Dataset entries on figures
---

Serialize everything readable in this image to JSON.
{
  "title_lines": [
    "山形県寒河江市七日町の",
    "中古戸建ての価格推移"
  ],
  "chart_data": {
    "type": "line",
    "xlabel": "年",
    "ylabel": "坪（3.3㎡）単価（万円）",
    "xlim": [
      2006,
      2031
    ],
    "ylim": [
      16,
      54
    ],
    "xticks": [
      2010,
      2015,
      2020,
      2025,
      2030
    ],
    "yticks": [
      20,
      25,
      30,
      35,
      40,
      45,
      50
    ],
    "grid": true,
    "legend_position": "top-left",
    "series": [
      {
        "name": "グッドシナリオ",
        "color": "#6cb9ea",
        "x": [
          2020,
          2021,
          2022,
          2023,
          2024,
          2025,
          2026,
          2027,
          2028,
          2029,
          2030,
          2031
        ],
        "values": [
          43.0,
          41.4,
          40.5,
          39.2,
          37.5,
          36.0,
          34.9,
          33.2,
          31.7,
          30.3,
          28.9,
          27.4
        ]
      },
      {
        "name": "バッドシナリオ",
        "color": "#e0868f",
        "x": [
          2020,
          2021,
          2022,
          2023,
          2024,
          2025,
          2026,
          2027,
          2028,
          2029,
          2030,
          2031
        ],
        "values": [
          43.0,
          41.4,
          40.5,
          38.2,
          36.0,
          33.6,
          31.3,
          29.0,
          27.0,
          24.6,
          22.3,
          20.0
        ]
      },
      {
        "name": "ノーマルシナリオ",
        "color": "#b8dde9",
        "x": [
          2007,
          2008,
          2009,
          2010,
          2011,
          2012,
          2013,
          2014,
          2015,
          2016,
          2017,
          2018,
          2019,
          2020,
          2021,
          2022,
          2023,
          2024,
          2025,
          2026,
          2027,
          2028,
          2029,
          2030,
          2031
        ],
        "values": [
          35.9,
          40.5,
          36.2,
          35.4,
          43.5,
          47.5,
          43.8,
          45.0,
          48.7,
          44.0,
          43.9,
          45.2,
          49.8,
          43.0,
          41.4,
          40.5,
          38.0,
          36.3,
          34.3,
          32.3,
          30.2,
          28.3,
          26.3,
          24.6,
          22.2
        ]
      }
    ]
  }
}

---

- Exercise -
Return every record, word for word.

- Answer to the task -
Serialize everything readable in this image to JSON.
{
  "title_lines": [
    "山形県寒河江市七日町の",
    "中古戸建ての価格推移"
  ],
  "chart_data": {
    "type": "line",
    "xlabel": "年",
    "ylabel": "坪（3.3㎡）単価（万円）",
    "xlim": [
      2006,
      2031
    ],
    "ylim": [
      16,
      54
    ],
    "xticks": [
      2010,
      2015,
      2020,
      2025,
      2030
    ],
    "yticks": [
      20,
      25,
      30,
      35,
      40,
      45,
      50
    ],
    "grid": true,
    "legend_position": "top-left",
    "series": [
      {
        "name": "グッドシナリオ",
        "color": "#6cb9ea",
        "x": [
          2020,
          2021,
          2022,
          2023,
          2024,
          2025,
          2026,
          2027,
          2028,
          2029,
          2030,
          2031
        ],
        "values": [
          43.0,
          41.4,
          40.5,
          39.2,
          37.5,
          36.0,
          34.9,
          33.2,
          31.7,
          30.3,
          28.9,
          27.4
        ]
      },
      {
        "name": "バッドシナリオ",
        "color": "#e0868f",
        "x": [
          2020,
          2021,
          2022,
          2023,
          2024,
          2025,
          2026,
          2027,
          2028,
          2029,
          2030,
          2031
        ],
        "values": [
          43.0,
          41.4,
          40.5,
          38.2,
          36.0,
          33.6,
          31.3,
          29.0,
          27.0,
          24.6,
          22.3,
          20.0
        ]
      },
      {
        "name": "ノーマルシナリオ",
        "color": "#b8dde9",
        "x": [
          2007,
          2008,
          2009,
          2010,
          2011,
          2012,
          2013,
          2014,
          2015,
          2016,
          2017,
          2018,
          2019,
          2020,
          2021,
          2022,
          2023,
          2024,
          2025,
          2026,
          2027,
          2028,
          2029,
          2030,
          2031
        ],
        "values": [
          35.9,
          40.5,
          36.2,
          35.4,
          43.5,
          47.5,
          43.8,
          45.0,
          48.7,
          44.0,
          43.9,
          45.2,
          49.8,
          43.0,
          41.4,
          40.5,
          38.0,
          36.3,
          34.3,
          32.3,
          30.2,
          28.3,
          26.3,
          24.6,
          22.2
        ]
      }
    ]
  }
}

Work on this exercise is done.